**EXERCISE PROMPT:** Check each line of the material. Copy those containing "that".

**DATASET EXCERPTS:**
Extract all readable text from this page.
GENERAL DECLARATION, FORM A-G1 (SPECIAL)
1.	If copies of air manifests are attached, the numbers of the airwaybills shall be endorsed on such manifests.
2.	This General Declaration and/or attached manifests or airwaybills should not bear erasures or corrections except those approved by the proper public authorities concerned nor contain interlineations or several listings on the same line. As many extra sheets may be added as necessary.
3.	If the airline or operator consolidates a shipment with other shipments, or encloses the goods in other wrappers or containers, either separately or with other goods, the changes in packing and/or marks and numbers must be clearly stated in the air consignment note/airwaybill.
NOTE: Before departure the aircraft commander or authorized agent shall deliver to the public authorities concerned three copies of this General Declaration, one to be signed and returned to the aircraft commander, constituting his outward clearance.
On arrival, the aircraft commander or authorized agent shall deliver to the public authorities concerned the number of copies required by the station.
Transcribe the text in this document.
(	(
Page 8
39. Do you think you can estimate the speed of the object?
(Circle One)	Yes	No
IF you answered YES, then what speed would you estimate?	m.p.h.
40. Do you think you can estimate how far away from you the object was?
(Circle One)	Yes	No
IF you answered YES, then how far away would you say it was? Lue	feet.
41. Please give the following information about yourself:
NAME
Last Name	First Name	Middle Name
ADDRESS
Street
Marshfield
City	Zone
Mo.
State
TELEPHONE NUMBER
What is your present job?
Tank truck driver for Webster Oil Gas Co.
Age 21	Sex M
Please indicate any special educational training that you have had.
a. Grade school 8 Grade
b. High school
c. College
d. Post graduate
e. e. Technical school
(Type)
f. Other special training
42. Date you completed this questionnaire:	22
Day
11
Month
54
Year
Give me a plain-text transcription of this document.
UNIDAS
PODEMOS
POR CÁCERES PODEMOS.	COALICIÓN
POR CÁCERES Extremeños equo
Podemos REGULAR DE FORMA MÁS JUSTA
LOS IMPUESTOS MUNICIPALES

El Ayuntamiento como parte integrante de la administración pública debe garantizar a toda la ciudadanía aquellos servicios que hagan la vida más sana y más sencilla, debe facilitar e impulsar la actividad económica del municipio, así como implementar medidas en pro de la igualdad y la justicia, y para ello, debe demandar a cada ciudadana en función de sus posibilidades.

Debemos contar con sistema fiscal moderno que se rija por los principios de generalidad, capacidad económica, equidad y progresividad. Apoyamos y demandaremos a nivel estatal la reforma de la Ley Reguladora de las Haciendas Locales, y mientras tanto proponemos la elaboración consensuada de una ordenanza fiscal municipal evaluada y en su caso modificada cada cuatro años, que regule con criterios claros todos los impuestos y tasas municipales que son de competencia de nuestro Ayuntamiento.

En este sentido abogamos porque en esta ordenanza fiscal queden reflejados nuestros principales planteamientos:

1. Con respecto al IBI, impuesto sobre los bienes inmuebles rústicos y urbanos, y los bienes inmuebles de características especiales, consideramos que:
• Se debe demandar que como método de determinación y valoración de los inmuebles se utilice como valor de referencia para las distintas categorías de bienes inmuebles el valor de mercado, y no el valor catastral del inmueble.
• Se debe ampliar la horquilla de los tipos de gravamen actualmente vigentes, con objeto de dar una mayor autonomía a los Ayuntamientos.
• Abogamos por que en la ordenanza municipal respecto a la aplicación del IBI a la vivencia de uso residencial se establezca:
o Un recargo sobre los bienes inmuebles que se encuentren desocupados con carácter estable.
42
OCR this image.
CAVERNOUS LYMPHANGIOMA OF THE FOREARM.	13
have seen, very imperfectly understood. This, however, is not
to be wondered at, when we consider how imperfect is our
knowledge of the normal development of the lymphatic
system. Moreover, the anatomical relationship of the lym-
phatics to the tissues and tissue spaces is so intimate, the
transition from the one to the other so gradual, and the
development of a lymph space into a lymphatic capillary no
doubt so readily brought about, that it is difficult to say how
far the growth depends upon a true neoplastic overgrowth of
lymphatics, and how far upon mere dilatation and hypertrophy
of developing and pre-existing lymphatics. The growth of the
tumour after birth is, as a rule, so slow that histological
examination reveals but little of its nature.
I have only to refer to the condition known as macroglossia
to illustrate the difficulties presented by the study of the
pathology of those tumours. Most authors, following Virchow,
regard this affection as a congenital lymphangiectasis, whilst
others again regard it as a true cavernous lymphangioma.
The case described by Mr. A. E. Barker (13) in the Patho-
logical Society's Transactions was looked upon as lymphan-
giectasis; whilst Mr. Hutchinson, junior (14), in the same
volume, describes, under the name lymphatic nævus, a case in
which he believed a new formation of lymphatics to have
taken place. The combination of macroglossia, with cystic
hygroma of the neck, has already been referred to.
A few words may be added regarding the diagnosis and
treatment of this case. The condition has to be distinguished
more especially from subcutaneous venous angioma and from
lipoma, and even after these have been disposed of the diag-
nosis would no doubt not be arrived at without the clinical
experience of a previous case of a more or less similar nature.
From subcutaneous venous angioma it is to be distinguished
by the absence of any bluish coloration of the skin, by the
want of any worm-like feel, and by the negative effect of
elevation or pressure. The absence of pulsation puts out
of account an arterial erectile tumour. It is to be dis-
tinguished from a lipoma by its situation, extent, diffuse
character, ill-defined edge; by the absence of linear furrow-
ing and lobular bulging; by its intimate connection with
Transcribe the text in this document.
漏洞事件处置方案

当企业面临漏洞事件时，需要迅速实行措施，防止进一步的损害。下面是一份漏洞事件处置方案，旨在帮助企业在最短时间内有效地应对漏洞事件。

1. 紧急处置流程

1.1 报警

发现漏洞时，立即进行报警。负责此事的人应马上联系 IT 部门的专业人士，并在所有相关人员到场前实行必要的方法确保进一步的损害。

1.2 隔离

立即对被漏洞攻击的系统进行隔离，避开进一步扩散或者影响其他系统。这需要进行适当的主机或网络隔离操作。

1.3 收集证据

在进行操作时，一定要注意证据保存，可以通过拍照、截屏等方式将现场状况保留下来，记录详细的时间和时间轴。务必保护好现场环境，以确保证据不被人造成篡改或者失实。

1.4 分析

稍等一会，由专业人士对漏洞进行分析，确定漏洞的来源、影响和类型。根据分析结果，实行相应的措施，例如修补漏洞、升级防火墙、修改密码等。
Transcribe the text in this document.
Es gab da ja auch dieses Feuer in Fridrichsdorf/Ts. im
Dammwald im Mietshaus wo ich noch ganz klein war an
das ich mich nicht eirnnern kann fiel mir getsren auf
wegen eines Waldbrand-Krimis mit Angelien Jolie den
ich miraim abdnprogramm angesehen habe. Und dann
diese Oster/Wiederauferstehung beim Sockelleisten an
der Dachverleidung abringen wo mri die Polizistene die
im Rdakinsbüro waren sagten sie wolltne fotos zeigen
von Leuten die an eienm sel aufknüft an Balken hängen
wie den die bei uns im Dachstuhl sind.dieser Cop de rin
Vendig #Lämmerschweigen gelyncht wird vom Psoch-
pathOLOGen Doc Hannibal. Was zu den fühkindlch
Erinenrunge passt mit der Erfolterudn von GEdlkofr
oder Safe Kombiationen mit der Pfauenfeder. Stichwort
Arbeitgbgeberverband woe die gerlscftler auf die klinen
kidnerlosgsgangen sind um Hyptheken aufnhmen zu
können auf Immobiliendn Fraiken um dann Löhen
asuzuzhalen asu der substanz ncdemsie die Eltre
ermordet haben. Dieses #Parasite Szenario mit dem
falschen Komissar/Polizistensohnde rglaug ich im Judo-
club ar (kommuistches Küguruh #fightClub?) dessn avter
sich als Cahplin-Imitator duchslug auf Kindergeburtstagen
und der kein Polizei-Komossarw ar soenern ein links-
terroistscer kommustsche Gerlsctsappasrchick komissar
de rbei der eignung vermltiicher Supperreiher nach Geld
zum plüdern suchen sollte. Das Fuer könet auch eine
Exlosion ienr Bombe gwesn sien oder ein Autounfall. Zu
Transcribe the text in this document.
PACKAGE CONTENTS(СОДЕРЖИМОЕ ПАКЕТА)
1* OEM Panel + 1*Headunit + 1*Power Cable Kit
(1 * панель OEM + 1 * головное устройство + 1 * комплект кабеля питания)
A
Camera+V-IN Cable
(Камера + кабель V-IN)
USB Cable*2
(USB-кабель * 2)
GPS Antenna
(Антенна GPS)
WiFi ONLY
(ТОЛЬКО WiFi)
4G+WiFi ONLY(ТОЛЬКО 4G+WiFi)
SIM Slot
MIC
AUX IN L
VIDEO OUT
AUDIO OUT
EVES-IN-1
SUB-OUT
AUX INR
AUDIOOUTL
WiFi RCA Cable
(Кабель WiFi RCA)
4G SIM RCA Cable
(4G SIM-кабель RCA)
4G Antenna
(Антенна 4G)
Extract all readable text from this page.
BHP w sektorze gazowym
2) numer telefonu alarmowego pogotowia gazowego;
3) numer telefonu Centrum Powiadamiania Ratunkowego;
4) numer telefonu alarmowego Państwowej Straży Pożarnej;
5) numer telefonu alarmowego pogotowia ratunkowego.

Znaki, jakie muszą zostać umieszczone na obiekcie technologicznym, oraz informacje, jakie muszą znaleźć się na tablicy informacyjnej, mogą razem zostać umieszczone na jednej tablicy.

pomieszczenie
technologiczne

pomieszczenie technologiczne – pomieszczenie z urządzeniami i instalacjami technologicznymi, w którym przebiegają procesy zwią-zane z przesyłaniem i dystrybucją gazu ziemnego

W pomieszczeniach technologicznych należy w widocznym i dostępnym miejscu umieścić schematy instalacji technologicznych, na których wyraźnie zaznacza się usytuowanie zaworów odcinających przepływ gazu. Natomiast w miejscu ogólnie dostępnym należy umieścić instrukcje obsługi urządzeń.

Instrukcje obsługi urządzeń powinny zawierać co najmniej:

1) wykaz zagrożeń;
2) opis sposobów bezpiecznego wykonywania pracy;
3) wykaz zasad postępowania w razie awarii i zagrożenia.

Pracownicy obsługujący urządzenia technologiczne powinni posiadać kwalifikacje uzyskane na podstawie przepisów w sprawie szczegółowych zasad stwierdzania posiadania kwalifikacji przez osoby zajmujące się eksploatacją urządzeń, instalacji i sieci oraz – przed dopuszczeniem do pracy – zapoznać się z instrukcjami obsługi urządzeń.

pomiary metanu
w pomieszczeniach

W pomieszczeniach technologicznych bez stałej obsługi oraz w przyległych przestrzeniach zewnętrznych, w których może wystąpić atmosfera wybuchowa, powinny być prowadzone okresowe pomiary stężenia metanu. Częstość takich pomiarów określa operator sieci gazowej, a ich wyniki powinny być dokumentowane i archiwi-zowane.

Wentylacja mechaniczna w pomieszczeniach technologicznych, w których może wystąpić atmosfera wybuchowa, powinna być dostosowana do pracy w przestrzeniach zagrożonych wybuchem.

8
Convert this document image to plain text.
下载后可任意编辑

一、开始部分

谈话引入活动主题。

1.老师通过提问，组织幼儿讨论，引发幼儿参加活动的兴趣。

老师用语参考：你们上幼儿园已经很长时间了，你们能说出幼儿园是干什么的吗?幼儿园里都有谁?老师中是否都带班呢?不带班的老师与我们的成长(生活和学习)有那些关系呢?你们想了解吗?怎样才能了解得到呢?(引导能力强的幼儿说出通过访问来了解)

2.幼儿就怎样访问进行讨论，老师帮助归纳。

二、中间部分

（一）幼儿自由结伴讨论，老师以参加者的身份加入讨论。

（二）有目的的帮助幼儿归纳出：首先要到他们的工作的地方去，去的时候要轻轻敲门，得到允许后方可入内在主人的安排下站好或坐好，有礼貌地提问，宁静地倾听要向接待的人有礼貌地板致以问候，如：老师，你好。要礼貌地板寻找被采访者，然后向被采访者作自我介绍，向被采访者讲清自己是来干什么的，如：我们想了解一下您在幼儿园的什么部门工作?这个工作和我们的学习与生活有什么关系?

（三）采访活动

**TASK RESULT:**
Please indicate any special educational training that you have had.
doubt so readily brought about, that it is difficult to say how
tumour after birth is, as a rule, so slow that histological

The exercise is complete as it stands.